## SHORT PROBLEM
Repeat all of the rows below with each "dataset-name" swapped for "dataset-title" and every other character left as it is. Leave the pictures out of your answer.

## RECORDS FOR THE TASK
— Begin —

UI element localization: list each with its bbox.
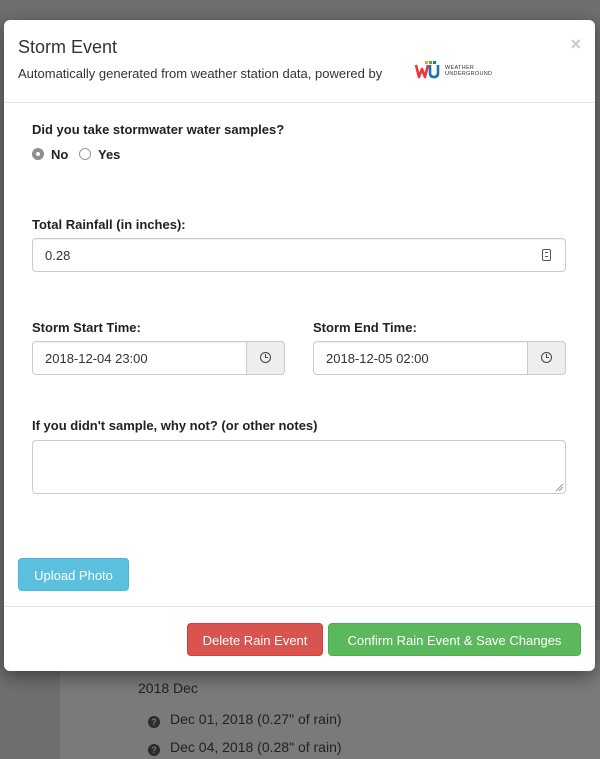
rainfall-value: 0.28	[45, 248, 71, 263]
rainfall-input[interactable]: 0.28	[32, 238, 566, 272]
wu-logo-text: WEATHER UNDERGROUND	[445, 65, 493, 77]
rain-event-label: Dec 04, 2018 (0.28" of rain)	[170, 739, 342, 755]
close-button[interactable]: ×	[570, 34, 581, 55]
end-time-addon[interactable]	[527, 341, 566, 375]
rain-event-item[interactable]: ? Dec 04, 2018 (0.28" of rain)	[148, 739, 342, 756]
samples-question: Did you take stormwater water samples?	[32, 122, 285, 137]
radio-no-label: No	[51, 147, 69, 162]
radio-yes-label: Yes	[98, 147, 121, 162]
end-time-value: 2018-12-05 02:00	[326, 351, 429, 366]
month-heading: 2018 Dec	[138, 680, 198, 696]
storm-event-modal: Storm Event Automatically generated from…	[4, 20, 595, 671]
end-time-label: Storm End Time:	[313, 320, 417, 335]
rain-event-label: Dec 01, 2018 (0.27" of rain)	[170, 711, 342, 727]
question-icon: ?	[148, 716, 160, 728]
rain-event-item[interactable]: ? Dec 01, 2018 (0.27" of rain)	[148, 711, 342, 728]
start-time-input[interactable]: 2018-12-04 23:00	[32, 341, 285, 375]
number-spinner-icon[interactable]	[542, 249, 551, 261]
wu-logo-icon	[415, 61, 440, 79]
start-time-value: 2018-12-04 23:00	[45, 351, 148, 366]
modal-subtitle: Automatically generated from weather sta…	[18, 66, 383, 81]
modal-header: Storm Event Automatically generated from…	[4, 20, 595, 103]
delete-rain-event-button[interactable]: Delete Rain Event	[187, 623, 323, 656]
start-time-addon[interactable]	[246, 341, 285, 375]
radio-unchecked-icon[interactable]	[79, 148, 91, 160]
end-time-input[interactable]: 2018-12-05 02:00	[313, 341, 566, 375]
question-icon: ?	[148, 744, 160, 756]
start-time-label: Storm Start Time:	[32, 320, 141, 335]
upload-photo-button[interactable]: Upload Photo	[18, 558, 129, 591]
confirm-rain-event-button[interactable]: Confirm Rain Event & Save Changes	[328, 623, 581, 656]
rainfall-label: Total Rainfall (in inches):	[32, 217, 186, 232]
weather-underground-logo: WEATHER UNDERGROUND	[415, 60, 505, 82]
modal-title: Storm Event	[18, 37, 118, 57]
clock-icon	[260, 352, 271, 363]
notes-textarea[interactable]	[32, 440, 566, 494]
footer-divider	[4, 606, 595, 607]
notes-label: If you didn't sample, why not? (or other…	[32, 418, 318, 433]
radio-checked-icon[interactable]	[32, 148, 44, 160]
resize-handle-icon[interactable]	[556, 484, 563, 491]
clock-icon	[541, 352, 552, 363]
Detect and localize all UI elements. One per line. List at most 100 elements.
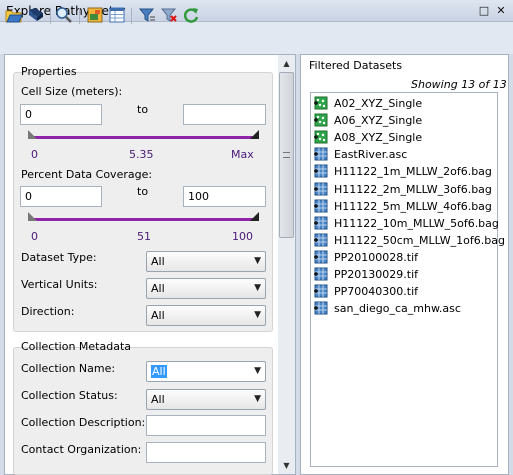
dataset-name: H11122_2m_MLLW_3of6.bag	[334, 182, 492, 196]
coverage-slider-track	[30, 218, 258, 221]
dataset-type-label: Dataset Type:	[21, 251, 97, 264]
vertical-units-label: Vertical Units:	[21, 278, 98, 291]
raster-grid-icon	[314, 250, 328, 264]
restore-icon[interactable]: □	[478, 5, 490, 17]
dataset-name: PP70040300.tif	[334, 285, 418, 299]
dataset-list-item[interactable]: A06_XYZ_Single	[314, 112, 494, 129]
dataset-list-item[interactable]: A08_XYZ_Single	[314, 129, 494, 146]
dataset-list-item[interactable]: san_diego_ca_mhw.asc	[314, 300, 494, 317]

— End —

## OUTPUT
UI element localization: list each with its bbox.
rainfall-value: 0.28	[45, 248, 71, 263]
rainfall-input[interactable]: 0.28	[32, 238, 566, 272]
wu-logo-text: WEATHER UNDERGROUND	[445, 65, 493, 77]
rain-event-label: Dec 04, 2018 (0.28" of rain)	[170, 739, 342, 755]
close-button[interactable]: ×	[570, 34, 581, 55]
end-time-addon[interactable]	[527, 341, 566, 375]
rain-event-item[interactable]: ? Dec 04, 2018 (0.28" of rain)	[148, 739, 342, 756]
samples-question: Did you take stormwater water samples?	[32, 122, 285, 137]
radio-no-label: No	[51, 147, 69, 162]
radio-yes-label: Yes	[98, 147, 121, 162]
end-time-value: 2018-12-05 02:00	[326, 351, 429, 366]
month-heading: 2018 Dec	[138, 680, 198, 696]
storm-event-modal: Storm Event Automatically generated from…	[4, 20, 595, 671]
end-time-label: Storm End Time:	[313, 320, 417, 335]
rain-event-label: Dec 01, 2018 (0.27" of rain)	[170, 711, 342, 727]
question-icon: ?	[148, 716, 160, 728]
rain-event-item[interactable]: ? Dec 01, 2018 (0.27" of rain)	[148, 711, 342, 728]
start-time-input[interactable]: 2018-12-04 23:00	[32, 341, 285, 375]
number-spinner-icon[interactable]	[542, 249, 551, 261]
wu-logo-icon	[415, 61, 440, 79]
start-time-value: 2018-12-04 23:00	[45, 351, 148, 366]
modal-subtitle: Automatically generated from weather sta…	[18, 66, 383, 81]
modal-header: Storm Event Automatically generated from…	[4, 20, 595, 103]
delete-rain-event-button[interactable]: Delete Rain Event	[187, 623, 323, 656]
start-time-addon[interactable]	[246, 341, 285, 375]
radio-unchecked-icon[interactable]	[79, 148, 91, 160]
end-time-input[interactable]: 2018-12-05 02:00	[313, 341, 566, 375]
question-icon: ?	[148, 744, 160, 756]
start-time-label: Storm Start Time:	[32, 320, 141, 335]
upload-photo-button[interactable]: Upload Photo	[18, 558, 129, 591]
confirm-rain-event-button[interactable]: Confirm Rain Event & Save Changes	[328, 623, 581, 656]
rainfall-label: Total Rainfall (in inches):	[32, 217, 186, 232]
weather-underground-logo: WEATHER UNDERGROUND	[415, 60, 505, 82]
modal-title: Storm Event	[18, 37, 118, 57]
clock-icon	[260, 352, 271, 363]
notes-textarea[interactable]	[32, 440, 566, 494]
footer-divider	[4, 606, 595, 607]
notes-label: If you didn't sample, why not? (or other…	[32, 418, 318, 433]
radio-checked-icon[interactable]	[32, 148, 44, 160]
resize-handle-icon[interactable]	[556, 484, 563, 491]
clock-icon	[541, 352, 552, 363]
Detect and localize all UI elements. One per line. List at most 100 elements.
dataset-title: H11122_2m_MLLW_3of6.bag	[334, 182, 492, 196]
coverage-slider-track	[30, 218, 258, 221]
dataset-type-label: Dataset Type:	[21, 251, 97, 264]
vertical-units-label: Vertical Units:	[21, 278, 98, 291]
raster-grid-icon	[314, 250, 328, 264]
restore-icon[interactable]: □	[478, 5, 490, 17]
dataset-title: PP70040300.tif	[334, 285, 418, 299]
dataset-list-item[interactable]: A06_XYZ_Single	[314, 112, 494, 129]
dataset-list-item[interactable]: A08_XYZ_Single	[314, 129, 494, 146]
dataset-list-item[interactable]: san_diego_ca_mhw.asc	[314, 300, 494, 317]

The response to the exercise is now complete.